GIVEN REQUEST: Reproduce the listing below verbatim, line for line, omitting the picture.

•••••

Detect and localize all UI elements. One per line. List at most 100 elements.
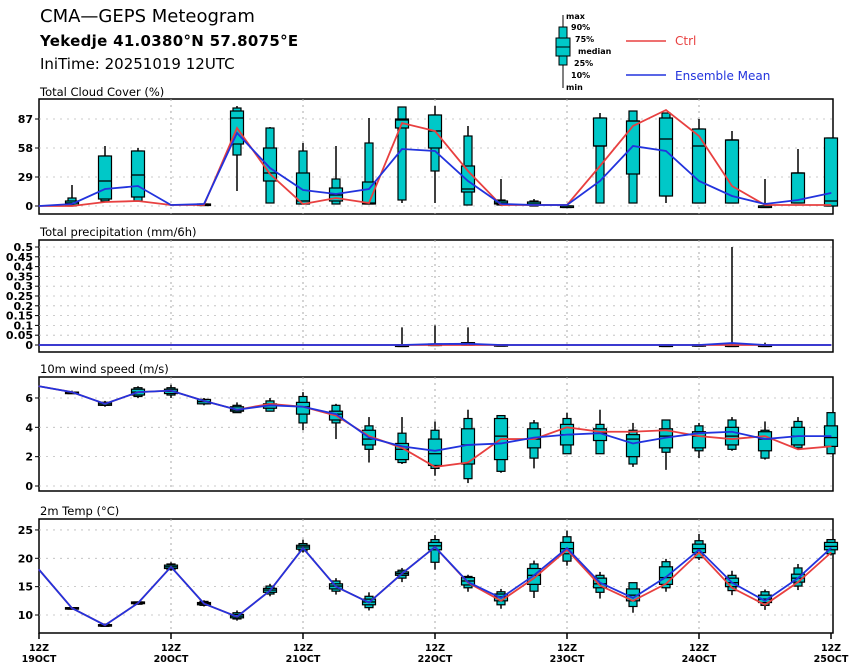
box-plot — [757, 589, 773, 610]
ctrl-point — [797, 448, 799, 450]
box-p25-p75 — [625, 434, 641, 458]
mean-point — [764, 600, 766, 602]
wind-speed-panel: 10m wind speed (m/s) 0 2 4 6 — [25, 362, 839, 493]
mean-point — [665, 576, 667, 578]
ctrl-point — [467, 344, 469, 346]
mean-point — [401, 573, 403, 575]
box-plot — [790, 149, 806, 204]
box-plot — [823, 137, 839, 207]
mean-point — [38, 385, 40, 387]
x-tick-label-date: 19OCT — [22, 654, 57, 665]
y-tick-label: 0.25 — [6, 290, 33, 303]
mean-point — [236, 409, 238, 411]
mean-point — [137, 391, 139, 393]
box-p25-p75 — [823, 137, 839, 207]
ctrl-point — [830, 552, 832, 554]
box-p25-p75 — [427, 438, 443, 467]
box-plot — [328, 146, 344, 205]
box-plot — [493, 179, 509, 206]
mean-point — [170, 566, 172, 568]
mean-point — [137, 344, 139, 346]
ctrl-point — [599, 584, 601, 587]
mean-point — [335, 344, 337, 346]
ctrl-point — [599, 165, 601, 167]
mean-point — [71, 344, 73, 346]
box-plot — [625, 110, 641, 204]
mean-point — [797, 344, 799, 346]
y-tick-label: 58 — [18, 142, 33, 155]
ctrl-point — [533, 438, 535, 440]
y-tick-label: 15 — [18, 581, 33, 594]
initime-label: IniTime: 20251019 12UTC — [40, 55, 235, 73]
mean-point — [599, 582, 601, 584]
mean-point — [302, 406, 304, 408]
ctrl-point — [764, 604, 766, 606]
mean-point — [830, 344, 832, 346]
cloud-cover-panel: Total Cloud Cover (%) 0 29 58 87 — [18, 85, 839, 215]
ctrl-point — [797, 204, 799, 206]
mean-point — [401, 445, 403, 447]
ctrl-point — [665, 583, 667, 585]
box-plot — [97, 146, 113, 202]
mean-point — [401, 148, 403, 150]
mean-point — [533, 436, 535, 439]
mean-point — [698, 180, 700, 182]
mean-point — [632, 442, 634, 445]
box-plot — [394, 327, 410, 348]
mean-point — [302, 344, 304, 346]
ctrl-point — [830, 445, 832, 447]
y-tick-label: 0 — [25, 200, 33, 213]
box-p25-p75 — [97, 155, 113, 200]
mean-point — [368, 188, 370, 190]
mean-point — [566, 434, 568, 436]
mean-point — [170, 204, 172, 206]
mean-point — [434, 150, 436, 152]
mean-point — [797, 199, 799, 201]
mean-point — [731, 582, 733, 584]
mean-point — [566, 204, 568, 206]
mean-point — [599, 432, 601, 434]
x-tick-label-time: 12Z — [821, 643, 841, 654]
mean-point — [401, 344, 403, 346]
mean-point — [731, 195, 733, 197]
mean-point — [335, 193, 337, 195]
mean-point — [302, 189, 304, 191]
ctrl-point — [500, 600, 502, 602]
mean-point — [764, 438, 766, 440]
mean-point — [500, 344, 502, 346]
legend-p90-label: 90% — [571, 23, 590, 32]
precipitation-panel: Total precipitation (mm/6h) 00.050.10.15… — [6, 225, 834, 353]
ctrl-point — [434, 466, 436, 468]
chart-title: CMA—GEPS Meteogram — [40, 6, 255, 27]
ctrl-point — [698, 435, 700, 437]
ctrl-point — [467, 170, 469, 172]
wind-speed-title: 10m wind speed (m/s) — [40, 362, 169, 376]
legend: max 90% 75% median 25% 10% min Ctrl Ense… — [555, 12, 770, 92]
cloud-cover-title: Total Cloud Cover (%) — [39, 85, 164, 99]
ctrl-point — [665, 109, 667, 111]
mean-point — [797, 435, 799, 437]
ctrl-point — [731, 185, 733, 187]
mean-point — [599, 180, 601, 182]
y-tick-label: 10 — [18, 609, 34, 622]
mean-point — [467, 180, 469, 182]
ctrl-point — [104, 201, 106, 203]
mean-point — [170, 344, 172, 346]
box-p25-p75 — [130, 150, 146, 198]
legend-ctrl-label: Ctrl — [675, 34, 696, 48]
y-tick-label: 0.4 — [14, 261, 34, 274]
x-tick-label-time: 12Z — [293, 643, 313, 654]
y-tick-label: 6 — [25, 392, 33, 405]
ctrl-point — [566, 426, 568, 428]
box-plot — [130, 148, 146, 202]
y-tick-label: 0 — [25, 339, 33, 352]
ctrl-point — [533, 577, 535, 579]
y-tick-label: 0.5 — [14, 241, 34, 254]
box-plot — [262, 127, 278, 204]
box-plot — [658, 419, 674, 470]
mean-point — [137, 602, 139, 604]
ctrl-point — [203, 204, 205, 206]
y-tick-label: 0.3 — [14, 280, 34, 293]
mean-point — [467, 444, 469, 446]
box-p25-p75 — [658, 117, 674, 197]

•••••

SOLUTION TO THIS PROBLEM:
Detect and localize all UI elements. One per line. List at most 100 elements.
box-plot — [757, 589, 773, 610]
ctrl-point — [797, 448, 799, 450]
box-p25-p75 — [625, 434, 641, 458]
mean-point — [764, 600, 766, 602]
wind-speed-panel: 10m wind speed (m/s) 0 2 4 6 — [25, 362, 839, 493]
mean-point — [665, 576, 667, 578]
ctrl-point — [467, 344, 469, 346]
mean-point — [401, 573, 403, 575]
box-plot — [790, 149, 806, 204]
box-plot — [823, 137, 839, 207]
mean-point — [38, 385, 40, 387]
x-tick-label-date: 19OCT — [22, 654, 57, 665]
y-tick-label: 0.25 — [6, 290, 33, 303]
mean-point — [236, 409, 238, 411]
mean-point — [137, 391, 139, 393]
box-p25-p75 — [823, 137, 839, 207]
ctrl-point — [830, 552, 832, 554]
box-p25-p75 — [427, 438, 443, 467]
box-plot — [328, 146, 344, 205]
box-plot — [493, 179, 509, 206]
mean-point — [170, 566, 172, 568]
mean-point — [137, 344, 139, 346]
ctrl-point — [599, 584, 601, 587]
mean-point — [335, 344, 337, 346]
ctrl-point — [599, 165, 601, 167]
mean-point — [71, 344, 73, 346]
box-plot — [625, 110, 641, 204]
mean-point — [797, 344, 799, 346]
y-tick-label: 58 — [18, 142, 33, 155]
ctrl-point — [533, 438, 535, 440]
y-tick-label: 15 — [18, 581, 33, 594]
initime-label: IniTime: 20251019 12UTC — [40, 55, 235, 73]
mean-point — [599, 582, 601, 584]
mean-point — [302, 406, 304, 408]
ctrl-point — [764, 604, 766, 606]
mean-point — [830, 344, 832, 346]
cloud-cover-panel: Total Cloud Cover (%) 0 29 58 87 — [18, 85, 839, 215]
ctrl-point — [797, 204, 799, 206]
mean-point — [401, 445, 403, 447]
ctrl-point — [665, 583, 667, 585]
box-plot — [97, 146, 113, 202]
mean-point — [401, 148, 403, 150]
mean-point — [533, 436, 535, 439]
mean-point — [698, 180, 700, 182]
mean-point — [632, 442, 634, 445]
box-plot — [394, 327, 410, 348]
mean-point — [302, 344, 304, 346]
ctrl-point — [830, 445, 832, 447]
y-tick-label: 0 — [25, 200, 33, 213]
box-p25-p75 — [97, 155, 113, 200]
mean-point — [368, 188, 370, 190]
mean-point — [566, 434, 568, 436]
mean-point — [170, 204, 172, 206]
mean-point — [434, 150, 436, 152]
mean-point — [797, 199, 799, 201]
mean-point — [731, 582, 733, 584]
mean-point — [566, 204, 568, 206]
mean-point — [599, 432, 601, 434]
x-tick-label-time: 12Z — [821, 643, 841, 654]
mean-point — [401, 344, 403, 346]
mean-point — [731, 195, 733, 197]
mean-point — [335, 193, 337, 195]
mean-point — [302, 189, 304, 191]
ctrl-point — [500, 600, 502, 602]
mean-point — [764, 438, 766, 440]
mean-point — [500, 344, 502, 346]
legend-p90-label: 90% — [571, 23, 590, 32]
precipitation-panel: Total precipitation (mm/6h) 00.050.10.15… — [6, 225, 834, 353]
ctrl-point — [434, 466, 436, 468]
chart-title: CMA—GEPS Meteogram — [40, 6, 255, 27]
ctrl-point — [698, 435, 700, 437]
ctrl-point — [467, 170, 469, 172]
wind-speed-title: 10m wind speed (m/s) — [40, 362, 169, 376]
legend: max 90% 75% median 25% 10% min Ctrl Ense… — [555, 12, 770, 92]
cloud-cover-title: Total Cloud Cover (%) — [39, 85, 164, 99]
ctrl-point — [665, 109, 667, 111]
mean-point — [797, 435, 799, 437]
ctrl-point — [731, 185, 733, 187]
mean-point — [599, 180, 601, 182]
y-tick-label: 10 — [18, 609, 34, 622]
mean-point — [467, 180, 469, 182]
ctrl-point — [104, 201, 106, 203]
mean-point — [170, 344, 172, 346]
box-p25-p75 — [130, 150, 146, 198]
legend-ctrl-label: Ctrl — [675, 34, 696, 48]
y-tick-label: 0.4 — [14, 261, 34, 274]
x-tick-label-time: 12Z — [293, 643, 313, 654]
y-tick-label: 6 — [25, 392, 33, 405]
ctrl-point — [566, 426, 568, 428]
box-plot — [130, 148, 146, 202]
y-tick-label: 0 — [25, 339, 33, 352]
ctrl-point — [533, 577, 535, 579]
y-tick-label: 0.5 — [14, 241, 34, 254]
box-plot — [262, 127, 278, 204]
box-plot — [658, 419, 674, 470]
mean-point — [137, 602, 139, 604]
ctrl-point — [203, 204, 205, 206]
y-tick-label: 0.3 — [14, 280, 34, 293]
mean-point — [467, 444, 469, 446]
box-p25-p75 — [658, 117, 674, 197]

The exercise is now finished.